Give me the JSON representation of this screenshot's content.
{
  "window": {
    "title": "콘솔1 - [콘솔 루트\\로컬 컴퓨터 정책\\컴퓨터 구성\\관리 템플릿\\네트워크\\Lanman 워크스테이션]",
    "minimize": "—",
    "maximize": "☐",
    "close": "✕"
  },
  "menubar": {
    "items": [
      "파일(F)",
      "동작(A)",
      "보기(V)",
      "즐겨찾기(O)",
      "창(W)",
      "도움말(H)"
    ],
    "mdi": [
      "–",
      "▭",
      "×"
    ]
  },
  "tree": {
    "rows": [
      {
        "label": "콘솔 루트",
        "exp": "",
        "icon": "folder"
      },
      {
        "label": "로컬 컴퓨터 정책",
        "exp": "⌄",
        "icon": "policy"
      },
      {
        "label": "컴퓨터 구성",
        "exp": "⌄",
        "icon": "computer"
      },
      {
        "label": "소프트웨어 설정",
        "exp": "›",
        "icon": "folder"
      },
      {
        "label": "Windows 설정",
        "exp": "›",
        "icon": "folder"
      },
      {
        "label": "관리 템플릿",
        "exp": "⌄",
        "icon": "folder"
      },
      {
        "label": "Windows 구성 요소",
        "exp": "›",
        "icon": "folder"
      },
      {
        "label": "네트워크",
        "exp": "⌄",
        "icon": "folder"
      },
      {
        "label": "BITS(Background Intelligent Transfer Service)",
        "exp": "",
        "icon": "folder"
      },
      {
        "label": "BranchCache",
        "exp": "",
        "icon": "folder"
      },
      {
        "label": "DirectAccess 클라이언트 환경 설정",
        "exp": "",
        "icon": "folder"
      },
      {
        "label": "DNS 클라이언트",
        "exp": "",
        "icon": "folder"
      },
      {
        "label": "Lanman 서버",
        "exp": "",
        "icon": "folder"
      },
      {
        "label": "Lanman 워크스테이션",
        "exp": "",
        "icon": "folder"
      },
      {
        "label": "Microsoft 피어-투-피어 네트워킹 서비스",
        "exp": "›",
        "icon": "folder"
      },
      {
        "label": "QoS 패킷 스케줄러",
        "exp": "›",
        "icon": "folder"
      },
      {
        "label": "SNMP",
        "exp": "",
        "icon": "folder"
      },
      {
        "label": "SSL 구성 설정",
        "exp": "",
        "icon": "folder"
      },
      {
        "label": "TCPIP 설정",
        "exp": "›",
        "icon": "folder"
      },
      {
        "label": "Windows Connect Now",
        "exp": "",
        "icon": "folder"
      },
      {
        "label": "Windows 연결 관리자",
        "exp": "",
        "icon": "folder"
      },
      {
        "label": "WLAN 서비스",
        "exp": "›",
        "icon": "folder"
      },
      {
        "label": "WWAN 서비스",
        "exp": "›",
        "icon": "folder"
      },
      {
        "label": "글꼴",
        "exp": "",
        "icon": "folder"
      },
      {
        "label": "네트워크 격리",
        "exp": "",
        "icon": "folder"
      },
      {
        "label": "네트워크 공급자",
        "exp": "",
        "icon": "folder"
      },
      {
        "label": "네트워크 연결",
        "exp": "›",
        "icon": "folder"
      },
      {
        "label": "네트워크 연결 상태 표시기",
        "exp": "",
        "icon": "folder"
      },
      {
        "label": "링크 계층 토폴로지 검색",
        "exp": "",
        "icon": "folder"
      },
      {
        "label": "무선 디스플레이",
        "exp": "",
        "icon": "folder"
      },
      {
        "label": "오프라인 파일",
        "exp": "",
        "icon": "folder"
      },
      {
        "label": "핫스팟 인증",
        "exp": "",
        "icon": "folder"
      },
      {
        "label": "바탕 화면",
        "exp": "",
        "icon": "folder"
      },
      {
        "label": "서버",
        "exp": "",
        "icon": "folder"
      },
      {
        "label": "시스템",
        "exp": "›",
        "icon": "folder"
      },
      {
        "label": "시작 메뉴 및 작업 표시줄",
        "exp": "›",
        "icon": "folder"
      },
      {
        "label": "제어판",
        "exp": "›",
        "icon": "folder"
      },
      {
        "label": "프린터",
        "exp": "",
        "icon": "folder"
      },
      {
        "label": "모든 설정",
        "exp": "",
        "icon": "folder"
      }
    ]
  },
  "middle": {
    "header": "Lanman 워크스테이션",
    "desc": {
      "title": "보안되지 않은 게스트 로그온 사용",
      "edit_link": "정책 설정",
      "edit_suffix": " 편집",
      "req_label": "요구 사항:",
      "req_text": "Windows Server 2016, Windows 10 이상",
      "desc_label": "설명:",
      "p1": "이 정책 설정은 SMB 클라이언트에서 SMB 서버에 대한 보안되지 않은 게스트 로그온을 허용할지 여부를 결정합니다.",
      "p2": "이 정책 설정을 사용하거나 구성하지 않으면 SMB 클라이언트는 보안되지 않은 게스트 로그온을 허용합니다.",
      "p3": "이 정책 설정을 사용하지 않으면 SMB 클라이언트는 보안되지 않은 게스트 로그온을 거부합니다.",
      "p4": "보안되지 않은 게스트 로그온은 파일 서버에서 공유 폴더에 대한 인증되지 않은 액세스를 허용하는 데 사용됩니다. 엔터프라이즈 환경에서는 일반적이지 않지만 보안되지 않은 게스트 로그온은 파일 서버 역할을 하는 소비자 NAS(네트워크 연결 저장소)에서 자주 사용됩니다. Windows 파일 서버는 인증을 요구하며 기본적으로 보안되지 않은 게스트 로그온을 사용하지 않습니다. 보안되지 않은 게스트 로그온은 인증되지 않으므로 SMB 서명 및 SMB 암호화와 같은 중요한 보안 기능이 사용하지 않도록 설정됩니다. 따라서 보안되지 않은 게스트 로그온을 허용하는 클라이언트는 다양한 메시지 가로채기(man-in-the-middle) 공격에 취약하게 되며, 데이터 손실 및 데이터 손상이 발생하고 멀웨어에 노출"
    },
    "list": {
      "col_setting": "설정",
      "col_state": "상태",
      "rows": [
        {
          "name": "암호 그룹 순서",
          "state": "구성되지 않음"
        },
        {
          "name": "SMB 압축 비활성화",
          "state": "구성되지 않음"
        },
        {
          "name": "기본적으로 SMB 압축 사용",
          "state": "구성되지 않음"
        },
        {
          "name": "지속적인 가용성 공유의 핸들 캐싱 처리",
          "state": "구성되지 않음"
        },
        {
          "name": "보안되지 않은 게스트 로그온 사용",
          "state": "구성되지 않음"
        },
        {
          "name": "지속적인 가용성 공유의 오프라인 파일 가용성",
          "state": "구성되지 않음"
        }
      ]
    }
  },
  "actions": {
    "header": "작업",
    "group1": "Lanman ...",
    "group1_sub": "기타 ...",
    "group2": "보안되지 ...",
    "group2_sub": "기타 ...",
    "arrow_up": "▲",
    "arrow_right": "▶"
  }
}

_Task brief:_ Print all of the entries exactly as they are written.

_Output:_
Give me the JSON representation of this screenshot's content.
{
  "window": {
    "title": "콘솔1 - [콘솔 루트\\로컬 컴퓨터 정책\\컴퓨터 구성\\관리 템플릿\\네트워크\\Lanman 워크스테이션]",
    "minimize": "—",
    "maximize": "☐",
    "close": "✕"
  },
  "menubar": {
    "items": [
      "파일(F)",
      "동작(A)",
      "보기(V)",
      "즐겨찾기(O)",
      "창(W)",
      "도움말(H)"
    ],
    "mdi": [
      "–",
      "▭",
      "×"
    ]
  },
  "tree": {
    "rows": [
      {
        "label": "콘솔 루트",
        "exp": "",
        "icon": "folder"
      },
      {
        "label": "로컬 컴퓨터 정책",
        "exp": "⌄",
        "icon": "policy"
      },
      {
        "label": "컴퓨터 구성",
        "exp": "⌄",
        "icon": "computer"
      },
      {
        "label": "소프트웨어 설정",
        "exp": "›",
        "icon": "folder"
      },
      {
        "label": "Windows 설정",
        "exp": "›",
        "icon": "folder"
      },
      {
        "label": "관리 템플릿",
        "exp": "⌄",
        "icon": "folder"
      },
      {
        "label": "Windows 구성 요소",
        "exp": "›",
        "icon": "folder"
      },
      {
        "label": "네트워크",
        "exp": "⌄",
        "icon": "folder"
      },
      {
        "label": "BITS(Background Intelligent Transfer Service)",
        "exp": "",
        "icon": "folder"
      },
      {
        "label": "BranchCache",
        "exp": "",
        "icon": "folder"
      },
      {
        "label": "DirectAccess 클라이언트 환경 설정",
        "exp": "",
        "icon": "folder"
      },
      {
        "label": "DNS 클라이언트",
        "exp": "",
        "icon": "folder"
      },
      {
        "label": "Lanman 서버",
        "exp": "",
        "icon": "folder"
      },
      {
        "label": "Lanman 워크스테이션",
        "exp": "",
        "icon": "folder"
      },
      {
        "label": "Microsoft 피어-투-피어 네트워킹 서비스",
        "exp": "›",
        "icon": "folder"
      },
      {
        "label": "QoS 패킷 스케줄러",
        "exp": "›",
        "icon": "folder"
      },
      {
        "label": "SNMP",
        "exp": "",
        "icon": "folder"
      },
      {
        "label": "SSL 구성 설정",
        "exp": "",
        "icon": "folder"
      },
      {
        "label": "TCPIP 설정",
        "exp": "›",
        "icon": "folder"
      },
      {
        "label": "Windows Connect Now",
        "exp": "",
        "icon": "folder"
      },
      {
        "label": "Windows 연결 관리자",
        "exp": "",
        "icon": "folder"
      },
      {
        "label": "WLAN 서비스",
        "exp": "›",
        "icon": "folder"
      },
      {
        "label": "WWAN 서비스",
        "exp": "›",
        "icon": "folder"
      },
      {
        "label": "글꼴",
        "exp": "",
        "icon": "folder"
      },
      {
        "label": "네트워크 격리",
        "exp": "",
        "icon": "folder"
      },
      {
        "label": "네트워크 공급자",
        "exp": "",
        "icon": "folder"
      },
      {
        "label": "네트워크 연결",
        "exp": "›",
        "icon": "folder"
      },
      {
        "label": "네트워크 연결 상태 표시기",
        "exp": "",
        "icon": "folder"
      },
      {
        "label": "링크 계층 토폴로지 검색",
        "exp": "",
        "icon": "folder"
      },
      {
        "label": "무선 디스플레이",
        "exp": "",
        "icon": "folder"
      },
      {
        "label": "오프라인 파일",
        "exp": "",
        "icon": "folder"
      },
      {
        "label": "핫스팟 인증",
        "exp": "",
        "icon": "folder"
      },
      {
        "label": "바탕 화면",
        "exp": "",
        "icon": "folder"
      },
      {
        "label": "서버",
        "exp": "",
        "icon": "folder"
      },
      {
        "label": "시스템",
        "exp": "›",
        "icon": "folder"
      },
      {
        "label": "시작 메뉴 및 작업 표시줄",
        "exp": "›",
        "icon": "folder"
      },
      {
        "label": "제어판",
        "exp": "›",
        "icon": "folder"
      },
      {
        "label": "프린터",
        "exp": "",
        "icon": "folder"
      },
      {
        "label": "모든 설정",
        "exp": "",
        "icon": "folder"
      }
    ]
  },
  "middle": {
    "header": "Lanman 워크스테이션",
    "desc": {
      "title": "보안되지 않은 게스트 로그온 사용",
      "edit_link": "정책 설정",
      "edit_suffix": " 편집",
      "req_label": "요구 사항:",
      "req_text": "Windows Server 2016, Windows 10 이상",
      "desc_label": "설명:",
      "p1": "이 정책 설정은 SMB 클라이언트에서 SMB 서버에 대한 보안되지 않은 게스트 로그온을 허용할지 여부를 결정합니다.",
      "p2": "이 정책 설정을 사용하거나 구성하지 않으면 SMB 클라이언트는 보안되지 않은 게스트 로그온을 허용합니다.",
      "p3": "이 정책 설정을 사용하지 않으면 SMB 클라이언트는 보안되지 않은 게스트 로그온을 거부합니다.",
      "p4": "보안되지 않은 게스트 로그온은 파일 서버에서 공유 폴더에 대한 인증되지 않은 액세스를 허용하는 데 사용됩니다. 엔터프라이즈 환경에서는 일반적이지 않지만 보안되지 않은 게스트 로그온은 파일 서버 역할을 하는 소비자 NAS(네트워크 연결 저장소)에서 자주 사용됩니다. Windows 파일 서버는 인증을 요구하며 기본적으로 보안되지 않은 게스트 로그온을 사용하지 않습니다. 보안되지 않은 게스트 로그온은 인증되지 않으므로 SMB 서명 및 SMB 암호화와 같은 중요한 보안 기능이 사용하지 않도록 설정됩니다. 따라서 보안되지 않은 게스트 로그온을 허용하는 클라이언트는 다양한 메시지 가로채기(man-in-the-middle) 공격에 취약하게 되며, 데이터 손실 및 데이터 손상이 발생하고 멀웨어에 노출"
    },
    "list": {
      "col_setting": "설정",
      "col_state": "상태",
      "rows": [
        {
          "name": "암호 그룹 순서",
          "state": "구성되지 않음"
        },
        {
          "name": "SMB 압축 비활성화",
          "state": "구성되지 않음"
        },
        {
          "name": "기본적으로 SMB 압축 사용",
          "state": "구성되지 않음"
        },
        {
          "name": "지속적인 가용성 공유의 핸들 캐싱 처리",
          "state": "구성되지 않음"
        },
        {
          "name": "보안되지 않은 게스트 로그온 사용",
          "state": "구성되지 않음"
        },
        {
          "name": "지속적인 가용성 공유의 오프라인 파일 가용성",
          "state": "구성되지 않음"
        }
      ]
    }
  },
  "actions": {
    "header": "작업",
    "group1": "Lanman ...",
    "group1_sub": "기타 ...",
    "group2": "보안되지 ...",
    "group2_sub": "기타 ...",
    "arrow_up": "▲",
    "arrow_right": "▶"
  }
}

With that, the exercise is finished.